Every Thursday, Laboratory Equipment features a Scientist of the Week, chosen from the science industry’s latest headlines. This week’s scientist is Dr. Charles Elder, MD, from the Kaiser Permanente Center for Health Research. Elder's study found that people trying to lose at least 10 pounds were more likely to reach that goal if they had lower stress levels and slept more than six but not more than eight hours a night.
Q: What drove you to study the link between stress, sleep and weight loss?
A: There are very few studies that look at the factors that help predict weight loss in a controlled clinical trial. We know that eating fewer calories and exercising more will help people lose weight, but we wanted to know what other factors would help. We also looked at depression and screen time, but found that they did not predict how much weight people lost.
Q: How did you determine the sleep suggestion of no less than six hours, but no more than eight?
A: We didn’t determine that amount of time, the participants in the study told us how much they were sleeping and we found that those who slept more than six, but not more than eight hours were the most successful at losing weight. Of course individuals might differ on how much sleep they need, but this study included nearly 500 people, and that is enough to determine that 6-8 hours of sleep is a good goal for most people who want to lose weight.

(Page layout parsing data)
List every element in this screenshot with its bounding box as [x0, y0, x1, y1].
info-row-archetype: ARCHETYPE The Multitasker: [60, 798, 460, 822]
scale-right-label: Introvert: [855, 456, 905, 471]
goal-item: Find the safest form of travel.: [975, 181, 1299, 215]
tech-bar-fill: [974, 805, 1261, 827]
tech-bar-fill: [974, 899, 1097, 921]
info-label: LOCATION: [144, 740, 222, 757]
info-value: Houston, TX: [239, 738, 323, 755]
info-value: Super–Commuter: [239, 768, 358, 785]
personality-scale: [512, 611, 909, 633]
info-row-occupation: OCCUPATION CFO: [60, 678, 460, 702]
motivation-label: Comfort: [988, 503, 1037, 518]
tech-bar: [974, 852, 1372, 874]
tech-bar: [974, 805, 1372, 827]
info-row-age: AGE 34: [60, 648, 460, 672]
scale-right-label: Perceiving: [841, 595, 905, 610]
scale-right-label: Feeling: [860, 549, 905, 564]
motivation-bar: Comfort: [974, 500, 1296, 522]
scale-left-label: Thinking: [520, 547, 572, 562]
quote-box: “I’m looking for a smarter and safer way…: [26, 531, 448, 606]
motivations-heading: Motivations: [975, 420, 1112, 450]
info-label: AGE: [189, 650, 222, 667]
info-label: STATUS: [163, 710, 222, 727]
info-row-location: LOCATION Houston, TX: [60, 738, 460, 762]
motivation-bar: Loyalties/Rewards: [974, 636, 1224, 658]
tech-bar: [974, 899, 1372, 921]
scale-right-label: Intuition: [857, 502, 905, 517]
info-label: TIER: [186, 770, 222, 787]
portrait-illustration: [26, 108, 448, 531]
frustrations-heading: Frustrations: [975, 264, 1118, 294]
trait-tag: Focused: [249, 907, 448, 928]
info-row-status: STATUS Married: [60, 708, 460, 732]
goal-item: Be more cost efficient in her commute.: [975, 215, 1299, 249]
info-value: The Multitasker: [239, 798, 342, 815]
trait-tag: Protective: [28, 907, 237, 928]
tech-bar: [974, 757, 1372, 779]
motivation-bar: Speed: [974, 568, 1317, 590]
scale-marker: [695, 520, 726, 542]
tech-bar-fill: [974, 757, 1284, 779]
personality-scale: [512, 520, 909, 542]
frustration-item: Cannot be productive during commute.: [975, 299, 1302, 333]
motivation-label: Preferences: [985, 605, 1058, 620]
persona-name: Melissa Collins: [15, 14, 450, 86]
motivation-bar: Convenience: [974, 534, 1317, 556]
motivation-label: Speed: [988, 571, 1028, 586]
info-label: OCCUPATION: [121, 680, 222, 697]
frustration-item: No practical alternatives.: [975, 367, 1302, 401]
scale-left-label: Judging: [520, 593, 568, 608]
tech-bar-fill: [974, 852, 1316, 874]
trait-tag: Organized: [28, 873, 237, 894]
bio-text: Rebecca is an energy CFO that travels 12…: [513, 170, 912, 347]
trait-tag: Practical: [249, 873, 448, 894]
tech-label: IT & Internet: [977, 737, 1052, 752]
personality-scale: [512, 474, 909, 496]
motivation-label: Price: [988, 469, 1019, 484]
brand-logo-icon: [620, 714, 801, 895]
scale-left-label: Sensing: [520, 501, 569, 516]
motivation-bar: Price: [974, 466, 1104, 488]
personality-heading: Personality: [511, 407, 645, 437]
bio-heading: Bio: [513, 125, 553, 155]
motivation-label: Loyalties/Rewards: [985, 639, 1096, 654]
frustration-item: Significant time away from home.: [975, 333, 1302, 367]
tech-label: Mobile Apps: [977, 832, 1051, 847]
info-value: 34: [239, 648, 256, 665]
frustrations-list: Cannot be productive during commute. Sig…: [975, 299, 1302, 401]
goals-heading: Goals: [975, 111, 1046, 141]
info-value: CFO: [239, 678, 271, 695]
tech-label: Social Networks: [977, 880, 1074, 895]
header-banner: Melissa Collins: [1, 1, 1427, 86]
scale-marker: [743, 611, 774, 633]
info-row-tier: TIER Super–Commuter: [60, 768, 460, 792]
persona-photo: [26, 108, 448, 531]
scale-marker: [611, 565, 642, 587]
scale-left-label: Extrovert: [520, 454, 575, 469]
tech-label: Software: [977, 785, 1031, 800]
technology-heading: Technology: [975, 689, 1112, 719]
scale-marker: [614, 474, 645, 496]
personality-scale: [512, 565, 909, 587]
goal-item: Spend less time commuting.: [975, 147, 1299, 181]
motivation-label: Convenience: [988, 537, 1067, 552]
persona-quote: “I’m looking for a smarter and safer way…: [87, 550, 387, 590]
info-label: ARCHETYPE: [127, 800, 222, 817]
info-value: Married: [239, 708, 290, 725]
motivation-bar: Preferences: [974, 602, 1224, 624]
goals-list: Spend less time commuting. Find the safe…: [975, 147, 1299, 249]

▶ _What you need to do_: Carry on the interview with Dr. Charles Elder about sleep, stress and weight loss, starting after its last answer.

▶ _Result of this exercise_:
Q: Why do you feel this research is important to your field of study, and beyond?
A: Nearly two-thirds of Americans are overweight or obese and many of us are trying to lose weight. So often weight loss programs focus on eating less and exercising more, but it might be a good idea to focus some on stress and sleep as well. Our study finds that if people get the right amount of sleep and reduce their stress they might be more successful in a weight loss program.
Q: What was the most surprising thing you found in your research?
A: We have known that there are associations between stress, sleep, and obesity, but it was surprising to see that baseline stress and sleep levels predicted success in the weight loss program.
Q: What is the “take home message” of your research and results?
A: Our study found that reducing stress and getting the right amount of sleep (more than six, but not more than eight) may help people lose weight.
Q: What is next for you and your research?
A: This study is part of a 2-phase clinical trial. The first phase focused on weight loss, and those are the results we reported in this paper. The second phase focuses on weight maintenance, or keeping the weight off. In that phase, we compared traditional weight loss techniques including weekly support meetings, to a complementary therapy called TAPAS acupressure. Results of that study should be available by next year. Sometime in the future we would also like to conduct a study that employs some techniques to help reduce stress and improve sleep to see if these techniques can help people lose more weight.